#### PROBLEM DESCRIPTION
Lift every line from the entries that includes the word "document".

#### RECORDS TO USE
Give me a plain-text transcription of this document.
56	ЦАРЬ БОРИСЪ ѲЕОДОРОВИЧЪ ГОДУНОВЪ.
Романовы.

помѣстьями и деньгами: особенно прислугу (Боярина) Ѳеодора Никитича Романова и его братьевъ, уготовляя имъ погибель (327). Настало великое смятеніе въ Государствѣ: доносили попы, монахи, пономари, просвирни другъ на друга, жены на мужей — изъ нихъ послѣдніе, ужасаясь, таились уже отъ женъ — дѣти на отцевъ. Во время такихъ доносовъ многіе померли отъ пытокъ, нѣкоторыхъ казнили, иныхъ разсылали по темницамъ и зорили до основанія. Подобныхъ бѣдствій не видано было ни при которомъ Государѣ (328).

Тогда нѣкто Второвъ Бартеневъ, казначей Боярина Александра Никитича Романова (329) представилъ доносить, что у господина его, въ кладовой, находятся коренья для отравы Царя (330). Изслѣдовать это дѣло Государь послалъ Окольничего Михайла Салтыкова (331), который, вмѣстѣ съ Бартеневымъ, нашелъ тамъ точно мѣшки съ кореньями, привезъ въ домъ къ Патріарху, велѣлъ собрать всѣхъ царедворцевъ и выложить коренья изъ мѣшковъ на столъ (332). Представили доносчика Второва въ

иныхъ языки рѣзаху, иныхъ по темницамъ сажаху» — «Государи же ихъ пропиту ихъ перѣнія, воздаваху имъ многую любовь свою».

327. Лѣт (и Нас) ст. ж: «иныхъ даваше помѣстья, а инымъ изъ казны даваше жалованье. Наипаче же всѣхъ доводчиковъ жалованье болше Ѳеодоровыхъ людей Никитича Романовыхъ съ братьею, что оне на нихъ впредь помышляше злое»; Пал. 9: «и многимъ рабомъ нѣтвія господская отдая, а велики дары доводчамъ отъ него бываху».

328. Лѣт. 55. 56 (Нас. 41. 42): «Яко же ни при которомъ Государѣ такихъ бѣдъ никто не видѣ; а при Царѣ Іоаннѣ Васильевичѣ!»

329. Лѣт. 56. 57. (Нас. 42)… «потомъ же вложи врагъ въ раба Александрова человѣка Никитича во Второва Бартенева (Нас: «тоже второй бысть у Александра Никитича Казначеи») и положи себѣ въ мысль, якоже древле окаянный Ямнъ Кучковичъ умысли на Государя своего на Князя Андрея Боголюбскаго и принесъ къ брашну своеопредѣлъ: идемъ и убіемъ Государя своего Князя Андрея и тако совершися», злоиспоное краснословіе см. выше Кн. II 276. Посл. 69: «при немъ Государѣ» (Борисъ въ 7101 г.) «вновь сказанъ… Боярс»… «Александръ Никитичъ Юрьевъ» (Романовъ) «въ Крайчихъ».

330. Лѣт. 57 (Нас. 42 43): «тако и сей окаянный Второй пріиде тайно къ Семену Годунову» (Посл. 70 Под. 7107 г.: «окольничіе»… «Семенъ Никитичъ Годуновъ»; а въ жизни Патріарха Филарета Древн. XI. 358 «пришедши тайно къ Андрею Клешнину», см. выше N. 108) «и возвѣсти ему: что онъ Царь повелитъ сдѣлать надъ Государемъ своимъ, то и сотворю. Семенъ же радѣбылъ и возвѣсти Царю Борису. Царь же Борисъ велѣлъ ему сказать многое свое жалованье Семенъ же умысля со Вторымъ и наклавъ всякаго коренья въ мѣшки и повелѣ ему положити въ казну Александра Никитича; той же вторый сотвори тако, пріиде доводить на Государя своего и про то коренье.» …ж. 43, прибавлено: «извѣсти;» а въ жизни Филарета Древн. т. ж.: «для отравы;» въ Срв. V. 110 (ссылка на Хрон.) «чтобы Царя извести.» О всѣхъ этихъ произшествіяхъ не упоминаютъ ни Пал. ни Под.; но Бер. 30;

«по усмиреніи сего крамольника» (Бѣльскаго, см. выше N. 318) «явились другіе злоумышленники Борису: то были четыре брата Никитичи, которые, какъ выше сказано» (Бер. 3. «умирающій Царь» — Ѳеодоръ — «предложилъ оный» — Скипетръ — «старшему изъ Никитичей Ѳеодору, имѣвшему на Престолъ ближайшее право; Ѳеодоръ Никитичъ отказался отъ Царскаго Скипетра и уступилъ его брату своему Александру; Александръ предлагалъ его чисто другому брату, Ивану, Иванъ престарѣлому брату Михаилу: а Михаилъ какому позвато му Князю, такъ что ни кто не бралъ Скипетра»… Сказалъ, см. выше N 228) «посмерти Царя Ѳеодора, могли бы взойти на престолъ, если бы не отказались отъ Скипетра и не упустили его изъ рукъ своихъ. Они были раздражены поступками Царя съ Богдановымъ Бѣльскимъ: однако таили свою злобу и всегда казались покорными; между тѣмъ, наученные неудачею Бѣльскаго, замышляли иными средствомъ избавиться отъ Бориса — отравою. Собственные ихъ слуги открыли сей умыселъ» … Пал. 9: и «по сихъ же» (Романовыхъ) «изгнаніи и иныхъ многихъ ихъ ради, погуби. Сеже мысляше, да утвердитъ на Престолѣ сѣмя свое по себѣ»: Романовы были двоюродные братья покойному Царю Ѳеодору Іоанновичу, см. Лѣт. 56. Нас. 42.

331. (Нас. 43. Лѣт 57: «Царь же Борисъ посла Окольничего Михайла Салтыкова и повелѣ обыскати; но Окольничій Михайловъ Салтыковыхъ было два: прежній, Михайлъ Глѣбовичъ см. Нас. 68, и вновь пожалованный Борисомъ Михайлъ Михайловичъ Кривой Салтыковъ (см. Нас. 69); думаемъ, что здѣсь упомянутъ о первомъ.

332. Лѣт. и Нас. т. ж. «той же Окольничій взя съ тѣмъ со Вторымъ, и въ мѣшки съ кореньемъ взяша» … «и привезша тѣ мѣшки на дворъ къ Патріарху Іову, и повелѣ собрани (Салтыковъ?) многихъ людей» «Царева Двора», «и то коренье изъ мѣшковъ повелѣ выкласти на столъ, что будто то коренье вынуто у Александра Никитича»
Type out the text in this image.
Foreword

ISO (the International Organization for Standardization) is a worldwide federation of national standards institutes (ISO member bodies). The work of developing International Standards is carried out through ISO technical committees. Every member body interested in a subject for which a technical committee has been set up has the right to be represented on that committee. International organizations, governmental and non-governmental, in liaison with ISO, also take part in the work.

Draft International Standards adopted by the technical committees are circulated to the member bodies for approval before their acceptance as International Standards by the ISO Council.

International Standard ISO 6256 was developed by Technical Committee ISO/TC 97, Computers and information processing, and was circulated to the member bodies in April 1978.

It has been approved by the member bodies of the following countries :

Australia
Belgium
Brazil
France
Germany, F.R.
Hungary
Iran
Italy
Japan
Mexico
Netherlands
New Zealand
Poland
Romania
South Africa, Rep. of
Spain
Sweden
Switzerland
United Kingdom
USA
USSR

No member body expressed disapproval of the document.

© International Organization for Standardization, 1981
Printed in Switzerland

#### ANSWER TO THE TASK
Give me a plain-text transcription of this document.
No member body expressed disapproval of the document.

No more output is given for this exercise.